Your task is to copy every line of the entries that contains "järjestäjän".

- **Raw records**:

## START

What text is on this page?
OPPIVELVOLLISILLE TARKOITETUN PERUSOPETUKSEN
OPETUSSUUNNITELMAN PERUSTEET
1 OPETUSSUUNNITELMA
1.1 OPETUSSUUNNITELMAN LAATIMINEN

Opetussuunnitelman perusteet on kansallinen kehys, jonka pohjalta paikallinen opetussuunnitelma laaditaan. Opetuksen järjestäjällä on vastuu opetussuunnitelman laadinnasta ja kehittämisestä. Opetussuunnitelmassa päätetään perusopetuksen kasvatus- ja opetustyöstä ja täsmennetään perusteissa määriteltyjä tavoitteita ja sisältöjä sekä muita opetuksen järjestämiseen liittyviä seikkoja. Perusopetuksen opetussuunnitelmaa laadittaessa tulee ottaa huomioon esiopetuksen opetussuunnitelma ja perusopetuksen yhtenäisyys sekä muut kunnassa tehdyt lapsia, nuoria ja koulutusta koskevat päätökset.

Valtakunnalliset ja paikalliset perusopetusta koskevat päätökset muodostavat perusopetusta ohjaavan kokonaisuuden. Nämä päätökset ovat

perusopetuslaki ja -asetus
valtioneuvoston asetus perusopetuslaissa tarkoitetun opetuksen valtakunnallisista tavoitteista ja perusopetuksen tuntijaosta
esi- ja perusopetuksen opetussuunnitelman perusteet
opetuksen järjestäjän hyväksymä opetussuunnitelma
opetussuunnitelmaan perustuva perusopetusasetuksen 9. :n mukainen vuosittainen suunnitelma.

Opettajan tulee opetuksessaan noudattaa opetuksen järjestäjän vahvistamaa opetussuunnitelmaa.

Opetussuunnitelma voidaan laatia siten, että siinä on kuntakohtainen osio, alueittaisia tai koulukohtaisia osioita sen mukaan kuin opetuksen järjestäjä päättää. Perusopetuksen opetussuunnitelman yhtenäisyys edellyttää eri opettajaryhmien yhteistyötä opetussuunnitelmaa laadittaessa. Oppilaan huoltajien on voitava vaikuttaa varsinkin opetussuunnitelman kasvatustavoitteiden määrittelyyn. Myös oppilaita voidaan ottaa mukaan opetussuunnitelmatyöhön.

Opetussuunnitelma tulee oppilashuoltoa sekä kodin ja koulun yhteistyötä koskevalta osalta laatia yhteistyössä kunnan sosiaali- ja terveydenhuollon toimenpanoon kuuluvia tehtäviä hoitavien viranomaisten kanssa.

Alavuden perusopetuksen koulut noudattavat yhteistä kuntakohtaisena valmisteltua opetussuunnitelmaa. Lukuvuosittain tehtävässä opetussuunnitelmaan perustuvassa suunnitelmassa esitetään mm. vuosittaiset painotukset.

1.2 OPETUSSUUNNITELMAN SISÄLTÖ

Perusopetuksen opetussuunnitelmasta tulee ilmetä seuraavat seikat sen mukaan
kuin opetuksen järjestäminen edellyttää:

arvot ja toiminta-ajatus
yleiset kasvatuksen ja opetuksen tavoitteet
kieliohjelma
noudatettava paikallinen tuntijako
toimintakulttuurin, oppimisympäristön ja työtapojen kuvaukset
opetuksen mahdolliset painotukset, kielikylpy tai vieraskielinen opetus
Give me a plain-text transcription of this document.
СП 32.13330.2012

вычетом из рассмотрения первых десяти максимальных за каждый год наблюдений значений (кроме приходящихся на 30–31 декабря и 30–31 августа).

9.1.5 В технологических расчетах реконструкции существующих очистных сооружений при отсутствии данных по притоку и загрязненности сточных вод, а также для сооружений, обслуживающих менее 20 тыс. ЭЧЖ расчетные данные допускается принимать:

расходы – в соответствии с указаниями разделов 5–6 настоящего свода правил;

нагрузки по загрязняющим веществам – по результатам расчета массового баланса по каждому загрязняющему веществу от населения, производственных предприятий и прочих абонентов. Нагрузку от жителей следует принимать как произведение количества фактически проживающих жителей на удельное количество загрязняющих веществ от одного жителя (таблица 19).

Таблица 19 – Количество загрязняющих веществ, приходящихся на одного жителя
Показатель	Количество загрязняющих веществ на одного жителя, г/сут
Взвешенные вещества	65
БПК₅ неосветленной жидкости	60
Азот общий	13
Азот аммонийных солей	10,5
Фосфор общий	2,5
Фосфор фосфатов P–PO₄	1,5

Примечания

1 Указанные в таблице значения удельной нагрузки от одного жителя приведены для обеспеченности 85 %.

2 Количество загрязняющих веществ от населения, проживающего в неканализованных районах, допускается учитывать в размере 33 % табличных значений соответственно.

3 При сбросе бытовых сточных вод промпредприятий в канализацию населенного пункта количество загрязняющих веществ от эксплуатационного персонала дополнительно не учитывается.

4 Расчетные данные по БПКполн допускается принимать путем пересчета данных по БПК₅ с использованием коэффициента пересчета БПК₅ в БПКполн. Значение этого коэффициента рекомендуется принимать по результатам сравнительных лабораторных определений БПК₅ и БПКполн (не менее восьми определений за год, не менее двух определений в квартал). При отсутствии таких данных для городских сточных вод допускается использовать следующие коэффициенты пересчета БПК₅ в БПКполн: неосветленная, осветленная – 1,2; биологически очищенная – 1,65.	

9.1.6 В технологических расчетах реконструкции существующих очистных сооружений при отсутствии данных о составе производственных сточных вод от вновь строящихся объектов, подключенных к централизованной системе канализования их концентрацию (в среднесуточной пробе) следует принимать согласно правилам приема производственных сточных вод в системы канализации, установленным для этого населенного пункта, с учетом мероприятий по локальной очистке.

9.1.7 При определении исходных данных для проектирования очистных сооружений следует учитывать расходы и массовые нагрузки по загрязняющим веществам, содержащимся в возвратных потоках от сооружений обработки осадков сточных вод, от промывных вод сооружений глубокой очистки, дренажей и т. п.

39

## END

- **Task response**:
opetuksen järjestäjän hyväksymä opetussuunnitelma
Opettajan tulee opetuksessaan noudattaa opetuksen järjestäjän vahvistamaa opetussuunnitelmaa.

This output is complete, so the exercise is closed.